:: Recorded information ::

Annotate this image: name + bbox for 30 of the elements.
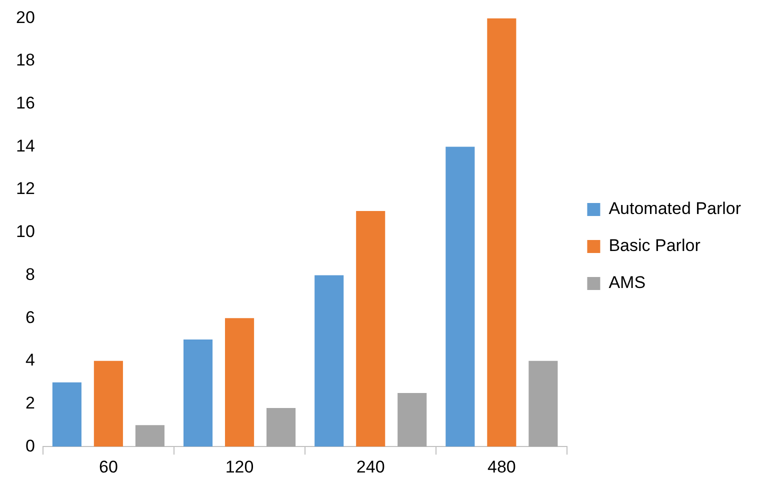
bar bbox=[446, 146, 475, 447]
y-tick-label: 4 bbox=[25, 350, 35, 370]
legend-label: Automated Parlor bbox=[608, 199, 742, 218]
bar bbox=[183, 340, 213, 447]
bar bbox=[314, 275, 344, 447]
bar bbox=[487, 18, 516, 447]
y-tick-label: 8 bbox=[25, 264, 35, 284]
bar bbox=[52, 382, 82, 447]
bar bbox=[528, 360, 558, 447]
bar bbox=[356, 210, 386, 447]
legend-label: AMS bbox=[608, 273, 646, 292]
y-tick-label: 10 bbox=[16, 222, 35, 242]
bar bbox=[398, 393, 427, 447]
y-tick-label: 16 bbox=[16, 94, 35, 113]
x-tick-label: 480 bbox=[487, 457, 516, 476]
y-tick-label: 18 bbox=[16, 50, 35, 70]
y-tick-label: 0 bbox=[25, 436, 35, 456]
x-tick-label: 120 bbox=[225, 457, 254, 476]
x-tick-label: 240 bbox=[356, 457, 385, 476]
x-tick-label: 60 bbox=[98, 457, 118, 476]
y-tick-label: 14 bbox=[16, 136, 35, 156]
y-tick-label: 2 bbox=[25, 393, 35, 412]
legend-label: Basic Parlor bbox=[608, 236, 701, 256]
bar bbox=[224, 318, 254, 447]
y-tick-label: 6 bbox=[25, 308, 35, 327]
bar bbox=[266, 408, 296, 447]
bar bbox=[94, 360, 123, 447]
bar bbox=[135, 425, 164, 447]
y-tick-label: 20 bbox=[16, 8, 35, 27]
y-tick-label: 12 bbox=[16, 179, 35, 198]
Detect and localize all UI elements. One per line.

:::
:: Recorded information ::

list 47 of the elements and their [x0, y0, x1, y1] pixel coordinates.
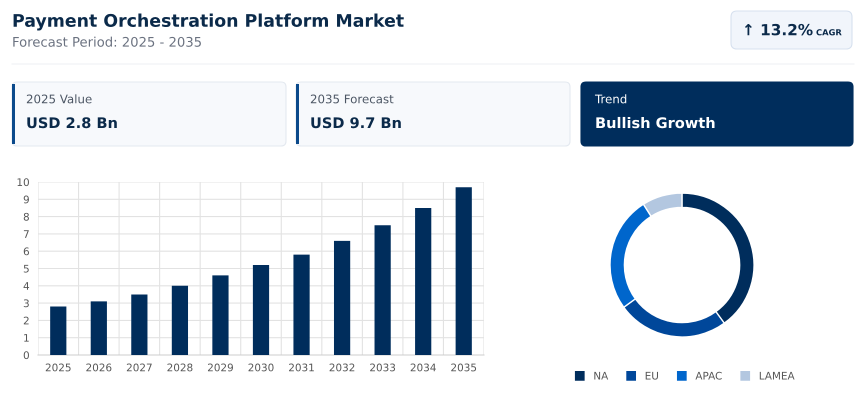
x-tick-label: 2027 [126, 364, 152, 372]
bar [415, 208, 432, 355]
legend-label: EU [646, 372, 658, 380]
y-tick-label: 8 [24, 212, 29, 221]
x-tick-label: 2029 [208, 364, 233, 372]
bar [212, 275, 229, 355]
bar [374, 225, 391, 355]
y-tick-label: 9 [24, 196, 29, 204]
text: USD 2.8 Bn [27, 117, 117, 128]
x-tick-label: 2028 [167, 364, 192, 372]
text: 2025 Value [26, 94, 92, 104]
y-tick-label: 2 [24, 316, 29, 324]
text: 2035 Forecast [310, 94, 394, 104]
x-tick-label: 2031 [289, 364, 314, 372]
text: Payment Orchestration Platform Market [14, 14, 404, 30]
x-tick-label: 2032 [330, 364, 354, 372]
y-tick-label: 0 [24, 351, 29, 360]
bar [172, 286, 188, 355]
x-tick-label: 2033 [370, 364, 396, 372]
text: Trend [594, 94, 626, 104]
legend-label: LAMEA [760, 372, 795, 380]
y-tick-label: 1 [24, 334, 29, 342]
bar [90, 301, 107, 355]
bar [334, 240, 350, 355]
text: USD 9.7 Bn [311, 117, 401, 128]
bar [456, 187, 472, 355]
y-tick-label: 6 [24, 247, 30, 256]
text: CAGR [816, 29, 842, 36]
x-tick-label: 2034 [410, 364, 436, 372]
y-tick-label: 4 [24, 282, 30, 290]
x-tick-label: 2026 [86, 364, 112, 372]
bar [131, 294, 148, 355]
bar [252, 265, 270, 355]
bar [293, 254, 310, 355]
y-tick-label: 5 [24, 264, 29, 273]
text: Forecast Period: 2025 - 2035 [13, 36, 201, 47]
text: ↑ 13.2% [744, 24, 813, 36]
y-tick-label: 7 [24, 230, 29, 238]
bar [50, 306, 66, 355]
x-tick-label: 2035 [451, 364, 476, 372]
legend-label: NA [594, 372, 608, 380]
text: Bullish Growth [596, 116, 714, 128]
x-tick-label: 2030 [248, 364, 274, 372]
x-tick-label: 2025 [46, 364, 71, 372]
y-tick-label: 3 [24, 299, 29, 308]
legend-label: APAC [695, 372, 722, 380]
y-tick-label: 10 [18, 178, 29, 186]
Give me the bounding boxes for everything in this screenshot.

:::

Exercise brief → Copy out the data lines verbatim, beginning at the line containing "x-tick-label: 2027 [126, 364, 152, 372]" and ending after the line containing "bar [334, 240, 350, 355]".

Output below →
x-tick-label: 2027 [126, 364, 152, 372]
bar [415, 208, 432, 355]
legend-label: EU [646, 372, 658, 380]
y-tick-label: 8 [24, 212, 29, 221]
x-tick-label: 2029 [208, 364, 233, 372]
bar [212, 275, 229, 355]
bar [374, 225, 391, 355]
y-tick-label: 9 [24, 196, 29, 204]
text: USD 2.8 Bn [27, 117, 117, 128]
x-tick-label: 2028 [167, 364, 192, 372]
text: 2025 Value [26, 94, 92, 104]
y-tick-label: 2 [24, 316, 29, 324]
text: 2035 Forecast [310, 94, 394, 104]
x-tick-label: 2031 [289, 364, 314, 372]
text: Payment Orchestration Platform Market [14, 14, 404, 30]
x-tick-label: 2032 [330, 364, 354, 372]
y-tick-label: 0 [24, 351, 29, 360]
bar [172, 286, 188, 355]
x-tick-label: 2033 [370, 364, 396, 372]
text: Trend [594, 94, 626, 104]
legend-label: LAMEA [760, 372, 795, 380]
y-tick-label: 1 [24, 334, 29, 342]
bar [90, 301, 107, 355]
bar [334, 240, 350, 355]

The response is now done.